→ What needs to be done:
Search the listing below for the word "engine" and copy each line that holds it.

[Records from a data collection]

---

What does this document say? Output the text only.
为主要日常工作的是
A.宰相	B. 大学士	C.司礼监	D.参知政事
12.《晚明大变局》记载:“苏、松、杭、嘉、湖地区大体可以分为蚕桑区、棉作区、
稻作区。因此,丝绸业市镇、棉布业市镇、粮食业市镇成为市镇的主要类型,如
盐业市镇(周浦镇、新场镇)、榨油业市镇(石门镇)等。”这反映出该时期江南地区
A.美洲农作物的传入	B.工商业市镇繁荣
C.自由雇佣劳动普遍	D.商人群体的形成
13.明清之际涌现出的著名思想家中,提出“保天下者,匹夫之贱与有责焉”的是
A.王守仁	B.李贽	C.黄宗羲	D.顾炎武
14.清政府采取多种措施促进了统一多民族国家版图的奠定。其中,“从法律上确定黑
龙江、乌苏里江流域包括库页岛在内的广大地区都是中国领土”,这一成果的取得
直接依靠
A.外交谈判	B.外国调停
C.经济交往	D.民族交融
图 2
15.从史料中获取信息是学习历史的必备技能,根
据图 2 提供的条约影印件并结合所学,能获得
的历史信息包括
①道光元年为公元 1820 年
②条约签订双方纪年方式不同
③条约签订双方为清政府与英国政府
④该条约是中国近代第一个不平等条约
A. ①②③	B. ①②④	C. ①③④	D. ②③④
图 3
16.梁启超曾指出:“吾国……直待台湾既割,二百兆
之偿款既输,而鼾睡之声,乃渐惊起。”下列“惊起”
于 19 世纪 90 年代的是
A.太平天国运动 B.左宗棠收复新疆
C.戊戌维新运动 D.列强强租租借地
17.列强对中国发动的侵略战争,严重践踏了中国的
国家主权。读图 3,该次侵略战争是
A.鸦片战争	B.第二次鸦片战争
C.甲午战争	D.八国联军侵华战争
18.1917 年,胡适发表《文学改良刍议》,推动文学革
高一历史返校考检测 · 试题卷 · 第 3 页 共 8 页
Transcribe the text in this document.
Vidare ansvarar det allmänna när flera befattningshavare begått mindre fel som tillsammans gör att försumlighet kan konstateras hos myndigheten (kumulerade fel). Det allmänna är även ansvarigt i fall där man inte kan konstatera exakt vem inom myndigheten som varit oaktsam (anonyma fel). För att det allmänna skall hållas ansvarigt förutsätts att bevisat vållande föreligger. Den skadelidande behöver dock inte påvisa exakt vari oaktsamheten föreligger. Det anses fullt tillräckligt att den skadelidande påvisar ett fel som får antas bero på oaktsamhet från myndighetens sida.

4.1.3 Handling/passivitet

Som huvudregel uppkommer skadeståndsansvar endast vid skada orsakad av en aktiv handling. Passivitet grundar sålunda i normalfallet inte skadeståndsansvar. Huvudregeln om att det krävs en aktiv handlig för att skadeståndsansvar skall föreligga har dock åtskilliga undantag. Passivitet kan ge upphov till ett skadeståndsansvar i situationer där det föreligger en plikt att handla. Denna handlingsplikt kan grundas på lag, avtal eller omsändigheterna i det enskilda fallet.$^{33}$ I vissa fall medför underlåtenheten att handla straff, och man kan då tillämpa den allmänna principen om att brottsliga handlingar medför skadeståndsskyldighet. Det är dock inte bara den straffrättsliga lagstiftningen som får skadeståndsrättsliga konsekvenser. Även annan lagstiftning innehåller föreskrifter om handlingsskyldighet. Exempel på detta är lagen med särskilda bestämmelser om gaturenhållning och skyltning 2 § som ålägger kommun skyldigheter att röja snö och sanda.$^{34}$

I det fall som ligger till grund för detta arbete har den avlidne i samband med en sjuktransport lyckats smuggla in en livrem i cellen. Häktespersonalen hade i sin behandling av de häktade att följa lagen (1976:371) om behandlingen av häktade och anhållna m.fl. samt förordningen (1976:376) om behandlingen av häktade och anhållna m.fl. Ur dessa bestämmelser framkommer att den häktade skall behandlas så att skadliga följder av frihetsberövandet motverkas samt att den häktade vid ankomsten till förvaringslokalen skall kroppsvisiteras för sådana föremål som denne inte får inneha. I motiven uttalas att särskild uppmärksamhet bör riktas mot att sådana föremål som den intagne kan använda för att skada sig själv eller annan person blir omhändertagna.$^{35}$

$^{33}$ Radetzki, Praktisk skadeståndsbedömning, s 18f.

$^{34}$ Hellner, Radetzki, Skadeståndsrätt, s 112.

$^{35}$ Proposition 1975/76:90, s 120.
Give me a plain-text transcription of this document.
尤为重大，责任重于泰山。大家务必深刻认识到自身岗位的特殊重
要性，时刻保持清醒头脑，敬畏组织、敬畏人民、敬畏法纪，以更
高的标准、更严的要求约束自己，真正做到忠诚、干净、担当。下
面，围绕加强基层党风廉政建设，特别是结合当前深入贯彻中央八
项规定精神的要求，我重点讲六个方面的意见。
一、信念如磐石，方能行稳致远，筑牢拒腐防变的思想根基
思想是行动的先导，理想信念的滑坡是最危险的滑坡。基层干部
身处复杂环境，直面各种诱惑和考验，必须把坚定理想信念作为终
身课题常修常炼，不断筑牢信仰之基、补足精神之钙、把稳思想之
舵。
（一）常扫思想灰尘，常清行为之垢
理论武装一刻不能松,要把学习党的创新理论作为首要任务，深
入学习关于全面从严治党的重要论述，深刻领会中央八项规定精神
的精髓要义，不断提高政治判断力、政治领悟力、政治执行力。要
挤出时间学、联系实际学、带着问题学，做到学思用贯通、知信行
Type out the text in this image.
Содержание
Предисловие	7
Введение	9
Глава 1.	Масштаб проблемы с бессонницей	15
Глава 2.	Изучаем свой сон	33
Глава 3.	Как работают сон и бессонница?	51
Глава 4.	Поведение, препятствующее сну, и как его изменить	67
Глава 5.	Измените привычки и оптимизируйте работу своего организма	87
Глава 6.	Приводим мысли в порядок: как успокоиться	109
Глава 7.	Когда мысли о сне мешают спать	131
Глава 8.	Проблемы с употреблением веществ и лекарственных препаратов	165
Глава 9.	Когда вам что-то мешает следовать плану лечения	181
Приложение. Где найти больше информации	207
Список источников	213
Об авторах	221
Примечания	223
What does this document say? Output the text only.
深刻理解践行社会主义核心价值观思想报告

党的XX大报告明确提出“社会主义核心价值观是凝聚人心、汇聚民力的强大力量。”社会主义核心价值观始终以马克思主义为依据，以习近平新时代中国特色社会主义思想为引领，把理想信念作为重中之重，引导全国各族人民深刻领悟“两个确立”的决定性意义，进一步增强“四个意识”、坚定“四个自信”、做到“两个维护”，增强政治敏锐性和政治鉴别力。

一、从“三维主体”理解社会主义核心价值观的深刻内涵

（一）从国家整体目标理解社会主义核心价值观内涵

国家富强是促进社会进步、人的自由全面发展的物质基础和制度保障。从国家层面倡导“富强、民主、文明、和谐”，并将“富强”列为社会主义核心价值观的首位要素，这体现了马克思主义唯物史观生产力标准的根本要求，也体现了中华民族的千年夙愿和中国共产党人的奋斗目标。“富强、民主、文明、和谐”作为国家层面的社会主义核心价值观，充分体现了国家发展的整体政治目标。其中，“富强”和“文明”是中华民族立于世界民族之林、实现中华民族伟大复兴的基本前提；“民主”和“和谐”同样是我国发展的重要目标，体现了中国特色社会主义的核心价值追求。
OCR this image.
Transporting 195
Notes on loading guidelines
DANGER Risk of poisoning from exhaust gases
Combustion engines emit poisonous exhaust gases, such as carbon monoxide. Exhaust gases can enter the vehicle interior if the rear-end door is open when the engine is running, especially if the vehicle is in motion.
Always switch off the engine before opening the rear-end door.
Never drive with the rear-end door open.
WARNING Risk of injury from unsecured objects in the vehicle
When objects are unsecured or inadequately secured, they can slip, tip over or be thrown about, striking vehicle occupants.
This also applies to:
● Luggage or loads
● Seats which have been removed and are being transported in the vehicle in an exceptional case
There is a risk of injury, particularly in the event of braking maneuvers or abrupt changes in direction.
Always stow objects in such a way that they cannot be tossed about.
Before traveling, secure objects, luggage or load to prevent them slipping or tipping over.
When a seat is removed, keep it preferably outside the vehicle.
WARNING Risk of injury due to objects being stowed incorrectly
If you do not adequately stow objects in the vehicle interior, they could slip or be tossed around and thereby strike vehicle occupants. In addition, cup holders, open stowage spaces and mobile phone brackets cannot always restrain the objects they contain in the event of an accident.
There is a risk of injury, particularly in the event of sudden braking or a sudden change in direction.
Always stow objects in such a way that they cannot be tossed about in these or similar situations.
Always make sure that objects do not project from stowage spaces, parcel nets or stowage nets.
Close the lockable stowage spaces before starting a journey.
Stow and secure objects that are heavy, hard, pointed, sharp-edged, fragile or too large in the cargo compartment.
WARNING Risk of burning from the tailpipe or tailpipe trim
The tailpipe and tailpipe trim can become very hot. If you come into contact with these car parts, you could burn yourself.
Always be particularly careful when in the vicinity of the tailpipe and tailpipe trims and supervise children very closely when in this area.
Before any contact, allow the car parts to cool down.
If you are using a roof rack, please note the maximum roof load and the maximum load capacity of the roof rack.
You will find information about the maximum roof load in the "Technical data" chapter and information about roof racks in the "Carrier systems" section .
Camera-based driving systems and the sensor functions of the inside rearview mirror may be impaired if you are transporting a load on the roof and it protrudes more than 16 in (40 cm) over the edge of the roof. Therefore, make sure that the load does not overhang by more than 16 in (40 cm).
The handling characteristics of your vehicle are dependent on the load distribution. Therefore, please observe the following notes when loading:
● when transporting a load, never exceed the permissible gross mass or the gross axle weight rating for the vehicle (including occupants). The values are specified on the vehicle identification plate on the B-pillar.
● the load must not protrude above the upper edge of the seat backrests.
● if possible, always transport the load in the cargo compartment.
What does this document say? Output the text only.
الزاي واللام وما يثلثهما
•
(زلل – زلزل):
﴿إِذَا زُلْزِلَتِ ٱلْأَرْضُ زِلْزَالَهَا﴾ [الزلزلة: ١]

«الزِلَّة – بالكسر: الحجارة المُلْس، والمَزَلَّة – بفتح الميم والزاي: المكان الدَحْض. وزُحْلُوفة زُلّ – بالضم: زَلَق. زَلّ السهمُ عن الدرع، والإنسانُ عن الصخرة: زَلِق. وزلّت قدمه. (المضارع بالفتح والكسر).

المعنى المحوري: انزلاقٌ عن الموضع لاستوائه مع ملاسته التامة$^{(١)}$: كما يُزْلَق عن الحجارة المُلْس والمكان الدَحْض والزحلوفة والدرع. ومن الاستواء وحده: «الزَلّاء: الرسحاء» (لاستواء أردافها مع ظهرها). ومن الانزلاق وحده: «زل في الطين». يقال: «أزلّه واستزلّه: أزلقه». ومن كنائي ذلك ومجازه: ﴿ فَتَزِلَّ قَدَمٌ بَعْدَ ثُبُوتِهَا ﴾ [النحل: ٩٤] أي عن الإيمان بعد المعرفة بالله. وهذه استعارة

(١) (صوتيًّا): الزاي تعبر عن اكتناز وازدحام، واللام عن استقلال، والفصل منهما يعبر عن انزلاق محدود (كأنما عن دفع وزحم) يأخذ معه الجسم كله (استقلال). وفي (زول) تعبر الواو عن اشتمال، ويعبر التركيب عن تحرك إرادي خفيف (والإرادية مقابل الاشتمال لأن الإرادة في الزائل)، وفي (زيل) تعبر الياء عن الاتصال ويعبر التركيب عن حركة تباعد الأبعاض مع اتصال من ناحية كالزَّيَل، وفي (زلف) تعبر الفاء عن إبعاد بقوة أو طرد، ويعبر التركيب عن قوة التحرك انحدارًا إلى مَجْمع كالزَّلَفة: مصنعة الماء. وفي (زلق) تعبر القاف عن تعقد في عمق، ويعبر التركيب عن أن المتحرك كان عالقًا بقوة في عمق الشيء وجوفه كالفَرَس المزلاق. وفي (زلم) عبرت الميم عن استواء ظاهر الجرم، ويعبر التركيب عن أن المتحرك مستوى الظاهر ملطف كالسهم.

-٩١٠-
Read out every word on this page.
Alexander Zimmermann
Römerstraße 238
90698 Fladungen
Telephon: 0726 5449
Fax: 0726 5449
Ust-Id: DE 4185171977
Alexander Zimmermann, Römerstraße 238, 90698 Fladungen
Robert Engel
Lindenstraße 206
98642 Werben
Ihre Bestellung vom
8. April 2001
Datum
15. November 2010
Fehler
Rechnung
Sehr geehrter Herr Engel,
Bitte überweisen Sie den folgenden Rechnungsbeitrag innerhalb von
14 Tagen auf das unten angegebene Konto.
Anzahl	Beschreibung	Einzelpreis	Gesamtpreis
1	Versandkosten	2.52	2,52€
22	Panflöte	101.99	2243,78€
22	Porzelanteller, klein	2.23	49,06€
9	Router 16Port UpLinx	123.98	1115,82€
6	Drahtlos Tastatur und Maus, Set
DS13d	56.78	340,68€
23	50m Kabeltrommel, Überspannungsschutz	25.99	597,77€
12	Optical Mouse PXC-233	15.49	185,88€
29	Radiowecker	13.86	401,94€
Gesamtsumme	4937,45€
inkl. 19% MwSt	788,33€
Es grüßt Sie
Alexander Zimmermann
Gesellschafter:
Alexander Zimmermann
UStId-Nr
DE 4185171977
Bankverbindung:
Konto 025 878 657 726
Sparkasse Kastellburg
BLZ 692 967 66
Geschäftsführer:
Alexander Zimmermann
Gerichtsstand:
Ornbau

---

→ Exercise result:
Combustion engines emit poisonous exhaust gases, such as carbon monoxide. Exhaust gases can enter the vehicle interior if the rear-end door is open when the engine is running, especially if the vehicle is in motion.
Always switch off the engine before opening the rear-end door.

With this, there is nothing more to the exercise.